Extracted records
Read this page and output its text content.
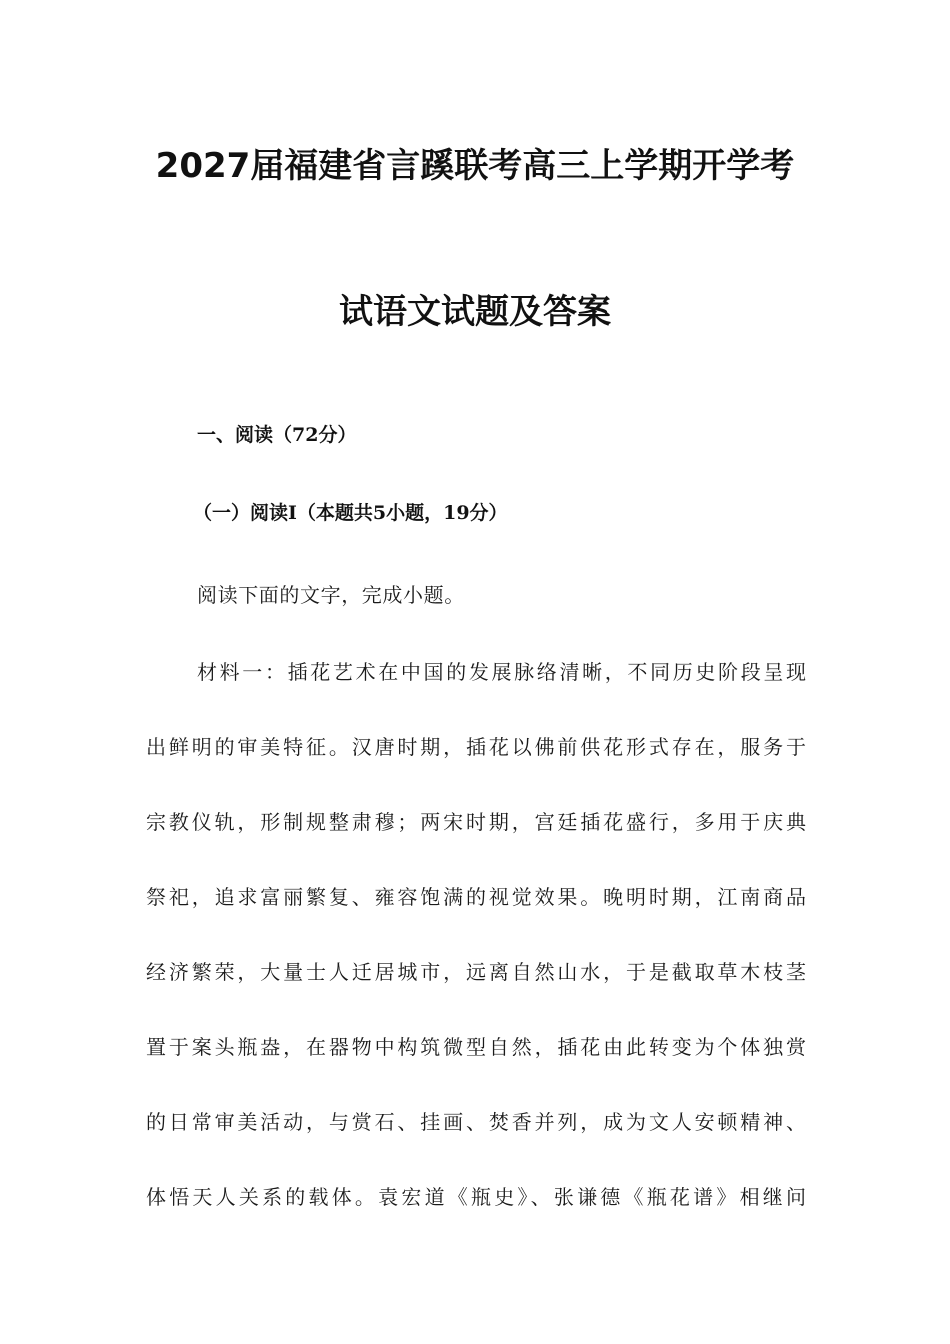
2027届福建省言蹊联考高三上学期开学考
试语文试题及答案
一、阅读（72分）
（一）阅读Ⅰ（本题共5小题，19分）
阅读下面的文字，完成小题。
材料一：插花艺术在中国的发展脉络清晰，不同历史阶段呈现
出鲜明的审美特征。汉唐时期，插花以佛前供花形式存在，服务于
宗教仪轨，形制规整肃穆；两宋时期，宫廷插花盛行，多用于庆典
祭祀，追求富丽繁复、雍容饱满的视觉效果。晚明时期，江南商品
经济繁荣，大量士人迁居城市，远离自然山水，于是截取草木枝茎
置于案头瓶盎，在器物中构筑微型自然，插花由此转变为个体独赏
的日常审美活动，与赏石、挂画、焚香并列，成为文人安顿精神、
体悟天人关系的载体。袁宏道《瓶史》、张谦德《瓶花谱》相继问
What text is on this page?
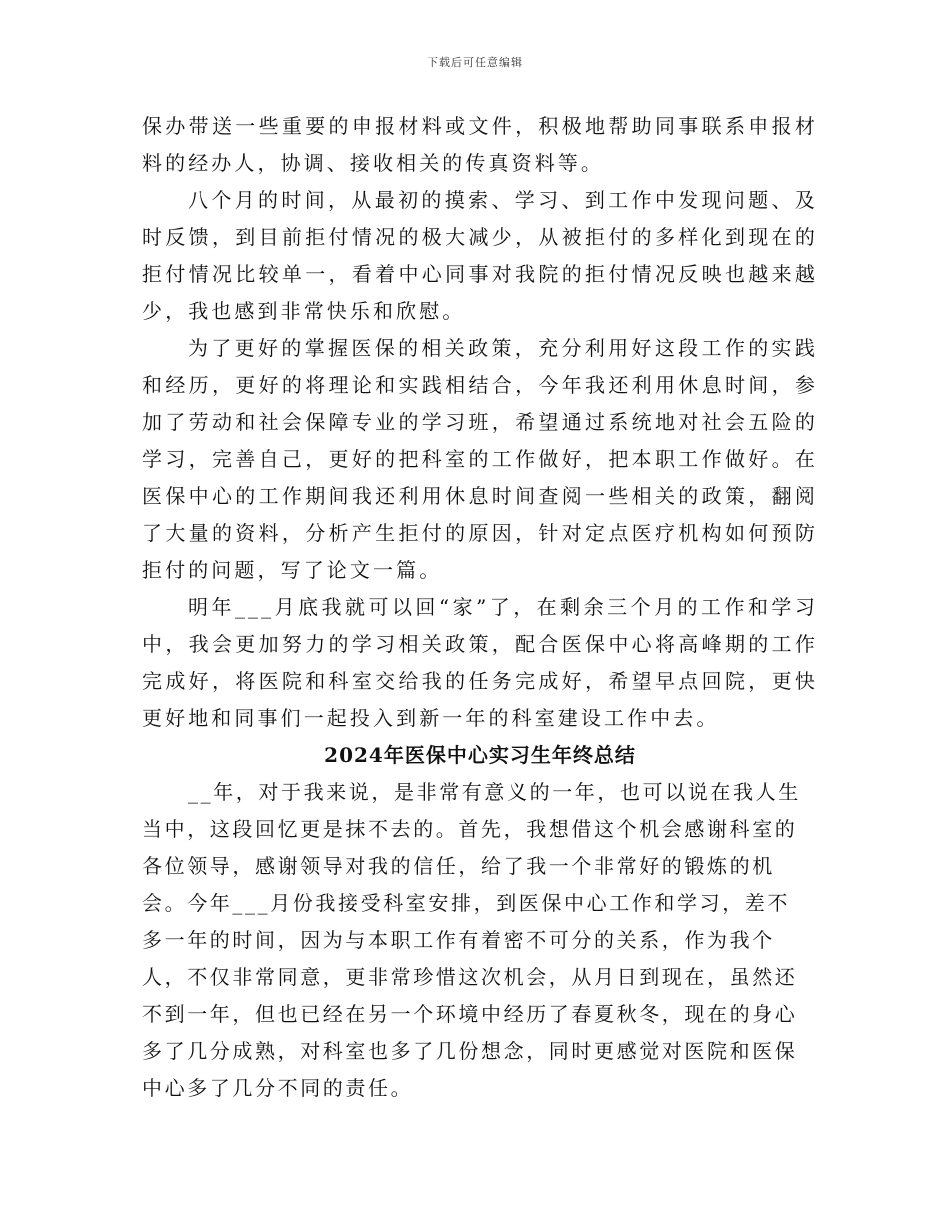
下载后可任意编辑

保办带送一些重要的申报材料或文件，积极地帮助同事联系申报材料的经办人，协调、接收相关的传真资料等。

八个月的时间，从最初的摸索、学习、到工作中发现问题、及时反馈，到目前拒付情况的极大减少，从被拒付的多样化到现在的拒付情况比较单一，看着中心同事对我院的拒付情况反映也越来越少，我也感到非常快乐和欣慰。

为了更好的掌握医保的相关政策，充分利用好这段工作的实践和经历，更好的将理论和实践相结合，今年我还利用休息时间，参加了劳动和社会保障专业的学习班，希望通过系统地对社会五险的学习，完善自己，更好的把科室的工作做好，把本职工作做好。在医保中心的工作期间我还利用休息时间查阅一些相关的政策，翻阅了大量的资料，分析产生拒付的原因，针对定点医疗机构如何预防拒付的问题，写了论文一篇。

明年___月底我就可以回“家”了，在剩余三个月的工作和学习中，我会更加努力的学习相关政策，配合医保中心将高峰期的工作完成好，将医院和科室交给我的任务完成好，希望早点回院，更快更好地和同事们一起投入到新一年的科室建设工作中去。

2024年医保中心实习生年终总结

__年，对于我来说，是非常有意义的一年，也可以说在我人生当中，这段回忆更是抹不去的。首先，我想借这个机会感谢科室的各位领导，感谢领导对我的信任，给了我一个非常好的锻炼的机会。今年___月份我接受科室安排，到医保中心工作和学习，差不多一年的时间，因为与本职工作有着密不可分的关系，作为我个人，不仅非常同意，更非常珍惜这次机会，从月日到现在，虽然还不到一年，但也已经在另一个环境中经历了春夏秋冬，现在的身心多了几分成熟，对科室也多了几份想念，同时更感觉对医院和医保中心多了几分不同的责任。
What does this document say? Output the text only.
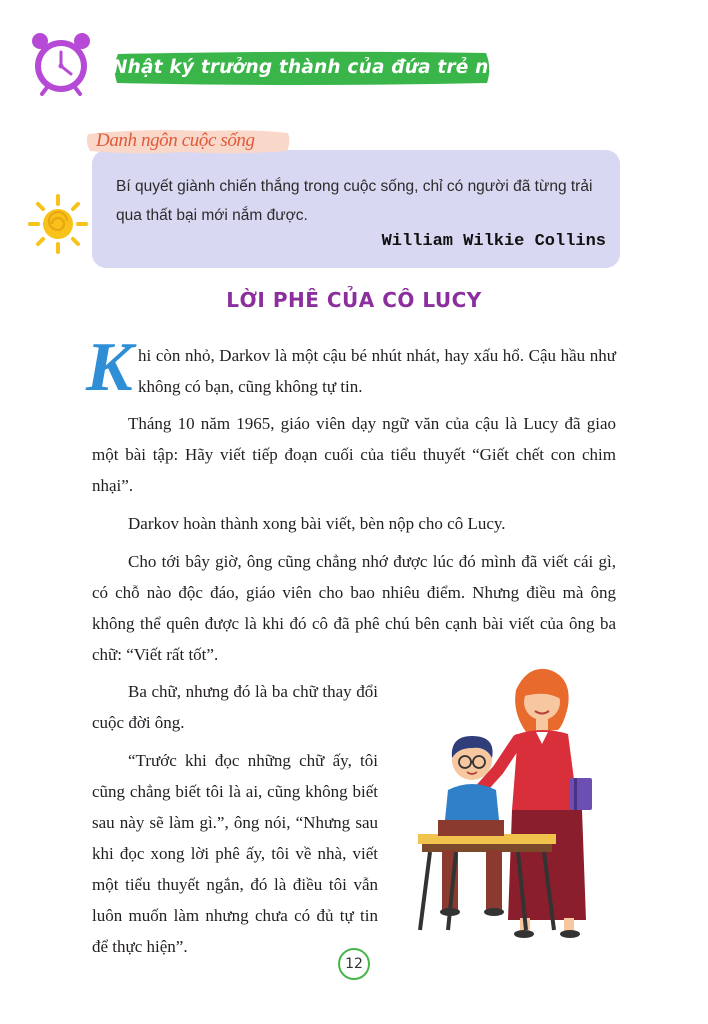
Nhật ký trưởng thành của đứa trẻ ngoan
Danh ngôn cuộc sống
Bí quyết giành chiến thắng trong cuộc sống, chỉ có người đã từng trải qua thất bại mới nắm được.
William Wilkie Collins
LỜI PHÊ CỦA CÔ LUCY
K hi còn nhỏ, Darkov là một cậu bé nhút nhát, hay xấu hổ. Cậu hầu như không có bạn, cũng không tự tin.

Tháng 10 năm 1965, giáo viên dạy ngữ văn của cậu là Lucy đã giao một bài tập: Hãy viết tiếp đoạn cuối của tiểu thuyết “Giết chết con chim nhại”.

Darkov hoàn thành xong bài viết, bèn nộp cho cô Lucy.

Cho tới bây giờ, ông cũng chẳng nhớ được lúc đó mình đã viết cái gì, có chỗ nào độc đáo, giáo viên cho bao nhiêu điểm. Nhưng điều mà ông không thể quên được là khi đó cô đã phê chú bên cạnh bài viết của ông ba chữ: “Viết rất tốt”.

Ba chữ, nhưng đó là ba chữ thay đổi cuộc đời ông.

“Trước khi đọc những chữ ấy, tôi cũng chẳng biết tôi là ai, cũng không biết sau này sẽ làm gì.”, ông nói, “Nhưng sau khi đọc xong lời phê ấy, tôi về nhà, viết một tiểu thuyết ngắn, đó là điều tôi vẫn luôn muốn làm nhưng chưa có đủ tự tin để thực hiện”.

12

▶ [Task to complete]
Leave the pictures out, and please copy only the lines from the one with "What does this" through the end of the listing.

▶ [Written answer]
What does this document say? Output the text only.
Nhật ký trưởng thành của đứa trẻ ngoan
Danh ngôn cuộc sống
Bí quyết giành chiến thắng trong cuộc sống, chỉ có người đã từng trải qua thất bại mới nắm được.
William Wilkie Collins
LỜI PHÊ CỦA CÔ LUCY
K hi còn nhỏ, Darkov là một cậu bé nhút nhát, hay xấu hổ. Cậu hầu như không có bạn, cũng không tự tin.

Tháng 10 năm 1965, giáo viên dạy ngữ văn của cậu là Lucy đã giao một bài tập: Hãy viết tiếp đoạn cuối của tiểu thuyết “Giết chết con chim nhại”.

Darkov hoàn thành xong bài viết, bèn nộp cho cô Lucy.

Cho tới bây giờ, ông cũng chẳng nhớ được lúc đó mình đã viết cái gì, có chỗ nào độc đáo, giáo viên cho bao nhiêu điểm. Nhưng điều mà ông không thể quên được là khi đó cô đã phê chú bên cạnh bài viết của ông ba chữ: “Viết rất tốt”.

Ba chữ, nhưng đó là ba chữ thay đổi cuộc đời ông.

“Trước khi đọc những chữ ấy, tôi cũng chẳng biết tôi là ai, cũng không biết sau này sẽ làm gì.”, ông nói, “Nhưng sau khi đọc xong lời phê ấy, tôi về nhà, viết một tiểu thuyết ngắn, đó là điều tôi vẫn luôn muốn làm nhưng chưa có đủ tự tin để thực hiện”.

12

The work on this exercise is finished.